» **WORK REQUIRED**:
Exclude any images and output the remaining records exactly.

» **DATA FOR THIS TASK**:
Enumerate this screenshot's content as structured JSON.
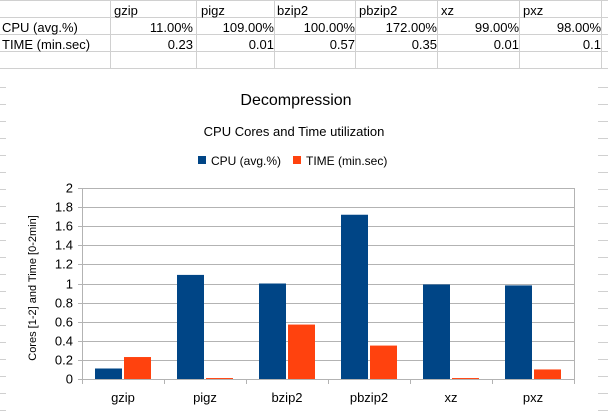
{
  "table": {
    "columns": [
      "gzip",
      "pigz",
      "bzip2",
      "pbzip2",
      "xz",
      "pxz"
    ],
    "rows": [
      {
        "label": "CPU (avg.%)",
        "values": [
          "11.00%",
          "109.00%",
          "100.00%",
          "172.00%",
          "99.00%",
          "98.00%"
        ]
      },
      {
        "label": "TIME (min.sec)",
        "values": [
          "0.23",
          "0.01",
          "0.57",
          "0.35",
          "0.01",
          "0.1"
        ]
      }
    ]
  },
  "chart_data": {
    "type": "bar",
    "title": "Decompression",
    "subtitle": "CPU Cores and Time utilization",
    "ylabel": "Cores [1-2] and Time [0-2min]",
    "xlabel": "",
    "categories": [
      "gzip",
      "pigz",
      "bzip2",
      "pbzip2",
      "xz",
      "pxz"
    ],
    "series": [
      {
        "name": "CPU (avg.%)",
        "color": "#004586",
        "values": [
          0.11,
          1.09,
          1.0,
          1.72,
          0.99,
          0.98
        ]
      },
      {
        "name": "TIME (min.sec)",
        "color": "#ff420e",
        "values": [
          0.23,
          0.01,
          0.57,
          0.35,
          0.01,
          0.1
        ]
      }
    ],
    "ylim": [
      0,
      2
    ],
    "yticks": [
      "0",
      "0.2",
      "0.4",
      "0.6",
      "0.8",
      "1",
      "1.2",
      "1.4",
      "1.6",
      "1.8",
      "2"
    ],
    "legend_position": "top",
    "grid": true
  }
}
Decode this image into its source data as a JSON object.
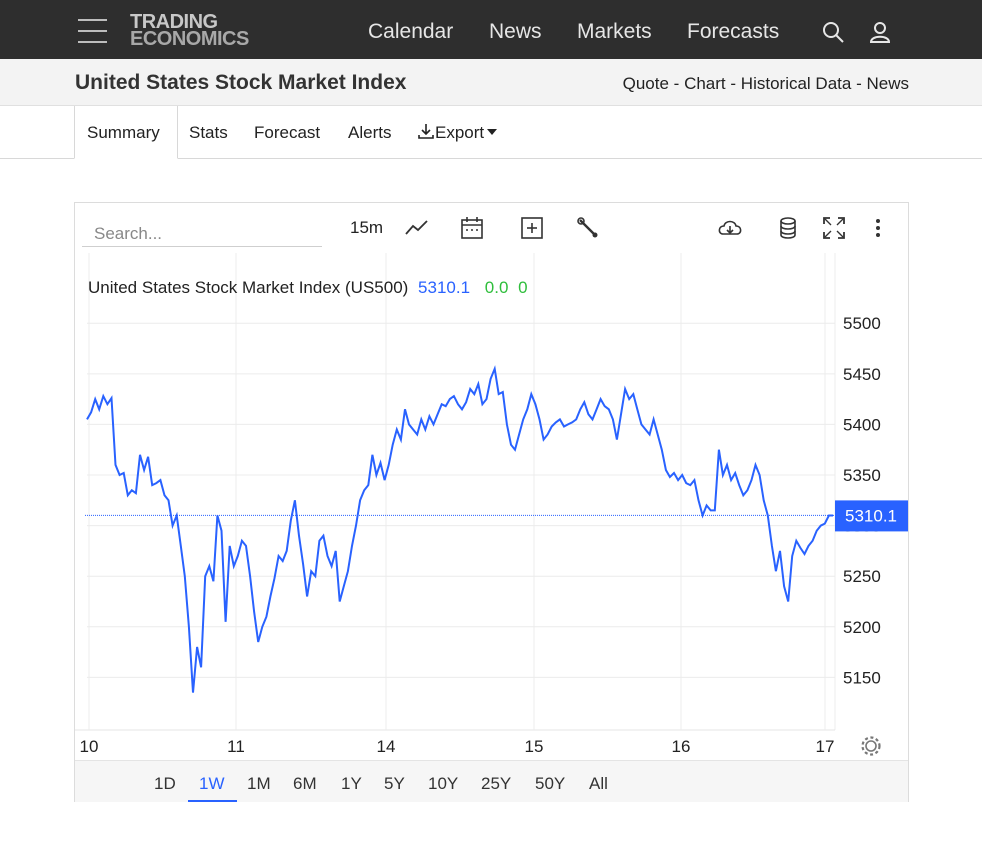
{
  "header": {
    "logo_line1": "TRADING",
    "logo_line2": "ECONOMICS",
    "nav": [
      "Calendar",
      "News",
      "Markets",
      "Forecasts"
    ],
    "icons": [
      "search-icon",
      "user-icon",
      "menu-icon"
    ]
  },
  "title": {
    "text": "United States Stock Market Index",
    "links": [
      "Quote",
      "Chart",
      "Historical Data",
      "News"
    ],
    "separator": "-"
  },
  "tabs": {
    "items": [
      "Summary",
      "Stats",
      "Forecast",
      "Alerts",
      "Export"
    ],
    "active": "Summary"
  },
  "toolbar": {
    "search_placeholder": "Search...",
    "interval": "15m",
    "icons": [
      "line-chart-icon",
      "calendar-icon",
      "add-indicator-icon",
      "wrench-icon",
      "download-icon",
      "database-icon",
      "fullscreen-icon",
      "more-icon"
    ]
  },
  "chart": {
    "legend_name": "United States Stock Market Index (US500)",
    "legend_price": "5310.1",
    "legend_change": "0.0",
    "legend_pct": "0",
    "last_price_label": "5310.1",
    "settings_icon": "gear-icon"
  },
  "ranges": {
    "items": [
      "1D",
      "1W",
      "1M",
      "6M",
      "1Y",
      "5Y",
      "10Y",
      "25Y",
      "50Y",
      "All"
    ],
    "active": "1W"
  },
  "colors": {
    "line": "#2962ff",
    "up": "#2fbe3c",
    "topbar": "#2e2e2e",
    "price_badge": "#2962ff"
  },
  "chart_data": {
    "type": "line",
    "title": "United States Stock Market Index (US500)",
    "xlabel": "",
    "ylabel": "",
    "x_ticks": [
      "10",
      "11",
      "14",
      "15",
      "16",
      "17"
    ],
    "y_ticks": [
      5150,
      5200,
      5250,
      5300,
      5350,
      5400,
      5450,
      5500
    ],
    "ylim": [
      5100,
      5520
    ],
    "last_price": 5310.1,
    "series": [
      {
        "name": "US500",
        "values": [
          5405,
          5412,
          5425,
          5415,
          5428,
          5420,
          5426,
          5360,
          5350,
          5352,
          5330,
          5335,
          5332,
          5370,
          5355,
          5368,
          5340,
          5342,
          5345,
          5330,
          5325,
          5300,
          5310,
          5280,
          5250,
          5200,
          5135,
          5180,
          5160,
          5250,
          5260,
          5245,
          5310,
          5295,
          5205,
          5280,
          5260,
          5270,
          5285,
          5280,
          5250,
          5215,
          5185,
          5200,
          5210,
          5230,
          5248,
          5270,
          5265,
          5275,
          5305,
          5325,
          5290,
          5262,
          5230,
          5255,
          5250,
          5285,
          5290,
          5270,
          5260,
          5275,
          5225,
          5240,
          5255,
          5280,
          5300,
          5325,
          5335,
          5340,
          5370,
          5350,
          5362,
          5345,
          5360,
          5380,
          5395,
          5385,
          5415,
          5400,
          5395,
          5390,
          5405,
          5395,
          5408,
          5400,
          5410,
          5420,
          5418,
          5425,
          5428,
          5420,
          5415,
          5422,
          5435,
          5430,
          5440,
          5420,
          5425,
          5445,
          5455,
          5430,
          5432,
          5400,
          5380,
          5375,
          5390,
          5405,
          5415,
          5430,
          5420,
          5405,
          5385,
          5390,
          5398,
          5402,
          5405,
          5398,
          5400,
          5402,
          5405,
          5415,
          5422,
          5410,
          5405,
          5415,
          5425,
          5418,
          5415,
          5405,
          5385,
          5410,
          5435,
          5425,
          5430,
          5415,
          5400,
          5395,
          5390,
          5405,
          5390,
          5375,
          5355,
          5348,
          5352,
          5345,
          5350,
          5342,
          5340,
          5345,
          5325,
          5310,
          5320,
          5315,
          5315,
          5375,
          5350,
          5360,
          5345,
          5352,
          5340,
          5330,
          5335,
          5345,
          5360,
          5350,
          5325,
          5310,
          5280,
          5255,
          5275,
          5240,
          5225,
          5270,
          5285,
          5278,
          5272,
          5280,
          5285,
          5295,
          5300,
          5302,
          5310,
          5310
        ]
      }
    ],
    "grid": true,
    "legend": "top-left"
  }
}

» **OUTPUT FOR THIS EXERCISE**:
Enumerate this screenshot's content as structured JSON.
{
  "table": {
    "columns": [
      "gzip",
      "pigz",
      "bzip2",
      "pbzip2",
      "xz",
      "pxz"
    ],
    "rows": [
      {
        "label": "CPU (avg.%)",
        "values": [
          "11.00%",
          "109.00%",
          "100.00%",
          "172.00%",
          "99.00%",
          "98.00%"
        ]
      },
      {
        "label": "TIME (min.sec)",
        "values": [
          "0.23",
          "0.01",
          "0.57",
          "0.35",
          "0.01",
          "0.1"
        ]
      }
    ]
  },
  "chart_data": {
    "type": "bar",
    "title": "Decompression",
    "subtitle": "CPU Cores and Time utilization",
    "ylabel": "Cores [1-2] and Time [0-2min]",
    "xlabel": "",
    "categories": [
      "gzip",
      "pigz",
      "bzip2",
      "pbzip2",
      "xz",
      "pxz"
    ],
    "series": [
      {
        "name": "CPU (avg.%)",
        "color": "#004586",
        "values": [
          0.11,
          1.09,
          1.0,
          1.72,
          0.99,
          0.98
        ]
      },
      {
        "name": "TIME (min.sec)",
        "color": "#ff420e",
        "values": [
          0.23,
          0.01,
          0.57,
          0.35,
          0.01,
          0.1
        ]
      }
    ],
    "ylim": [
      0,
      2
    ],
    "yticks": [
      "0",
      "0.2",
      "0.4",
      "0.6",
      "0.8",
      "1",
      "1.2",
      "1.4",
      "1.6",
      "1.8",
      "2"
    ],
    "legend_position": "top",
    "grid": true
  }
}
Decode this image into its source data as a JSON object.
{
  "header": {
    "logo_line1": "TRADING",
    "logo_line2": "ECONOMICS",
    "nav": [
      "Calendar",
      "News",
      "Markets",
      "Forecasts"
    ],
    "icons": [
      "search-icon",
      "user-icon",
      "menu-icon"
    ]
  },
  "title": {
    "text": "United States Stock Market Index",
    "links": [
      "Quote",
      "Chart",
      "Historical Data",
      "News"
    ],
    "separator": "-"
  },
  "tabs": {
    "items": [
      "Summary",
      "Stats",
      "Forecast",
      "Alerts",
      "Export"
    ],
    "active": "Summary"
  },
  "toolbar": {
    "search_placeholder": "Search...",
    "interval": "15m",
    "icons": [
      "line-chart-icon",
      "calendar-icon",
      "add-indicator-icon",
      "wrench-icon",
      "download-icon",
      "database-icon",
      "fullscreen-icon",
      "more-icon"
    ]
  },
  "chart": {
    "legend_name": "United States Stock Market Index (US500)",
    "legend_price": "5310.1",
    "legend_change": "0.0",
    "legend_pct": "0",
    "last_price_label": "5310.1",
    "settings_icon": "gear-icon"
  },
  "ranges": {
    "items": [
      "1D",
      "1W",
      "1M",
      "6M",
      "1Y",
      "5Y",
      "10Y",
      "25Y",
      "50Y",
      "All"
    ],
    "active": "1W"
  },
  "colors": {
    "line": "#2962ff",
    "up": "#2fbe3c",
    "topbar": "#2e2e2e",
    "price_badge": "#2962ff"
  },
  "chart_data": {
    "type": "line",
    "title": "United States Stock Market Index (US500)",
    "xlabel": "",
    "ylabel": "",
    "x_ticks": [
      "10",
      "11",
      "14",
      "15",
      "16",
      "17"
    ],
    "y_ticks": [
      5150,
      5200,
      5250,
      5300,
      5350,
      5400,
      5450,
      5500
    ],
    "ylim": [
      5100,
      5520
    ],
    "last_price": 5310.1,
    "series": [
      {
        "name": "US500",
        "values": [
          5405,
          5412,
          5425,
          5415,
          5428,
          5420,
          5426,
          5360,
          5350,
          5352,
          5330,
          5335,
          5332,
          5370,
          5355,
          5368,
          5340,
          5342,
          5345,
          5330,
          5325,
          5300,
          5310,
          5280,
          5250,
          5200,
          5135,
          5180,
          5160,
          5250,
          5260,
          5245,
          5310,
          5295,
          5205,
          5280,
          5260,
          5270,
          5285,
          5280,
          5250,
          5215,
          5185,
          5200,
          5210,
          5230,
          5248,
          5270,
          5265,
          5275,
          5305,
          5325,
          5290,
          5262,
          5230,
          5255,
          5250,
          5285,
          5290,
          5270,
          5260,
          5275,
          5225,
          5240,
          5255,
          5280,
          5300,
          5325,
          5335,
          5340,
          5370,
          5350,
          5362,
          5345,
          5360,
          5380,
          5395,
          5385,
          5415,
          5400,
          5395,
          5390,
          5405,
          5395,
          5408,
          5400,
          5410,
          5420,
          5418,
          5425,
          5428,
          5420,
          5415,
          5422,
          5435,
          5430,
          5440,
          5420,
          5425,
          5445,
          5455,
          5430,
          5432,
          5400,
          5380,
          5375,
          5390,
          5405,
          5415,
          5430,
          5420,
          5405,
          5385,
          5390,
          5398,
          5402,
          5405,
          5398,
          5400,
          5402,
          5405,
          5415,
          5422,
          5410,
          5405,
          5415,
          5425,
          5418,
          5415,
          5405,
          5385,
          5410,
          5435,
          5425,
          5430,
          5415,
          5400,
          5395,
          5390,
          5405,
          5390,
          5375,
          5355,
          5348,
          5352,
          5345,
          5350,
          5342,
          5340,
          5345,
          5325,
          5310,
          5320,
          5315,
          5315,
          5375,
          5350,
          5360,
          5345,
          5352,
          5340,
          5330,
          5335,
          5345,
          5360,
          5350,
          5325,
          5310,
          5280,
          5255,
          5275,
          5240,
          5225,
          5270,
          5285,
          5278,
          5272,
          5280,
          5285,
          5295,
          5300,
          5302,
          5310,
          5310
        ]
      }
    ],
    "grid": true,
    "legend": "top-left"
  }
}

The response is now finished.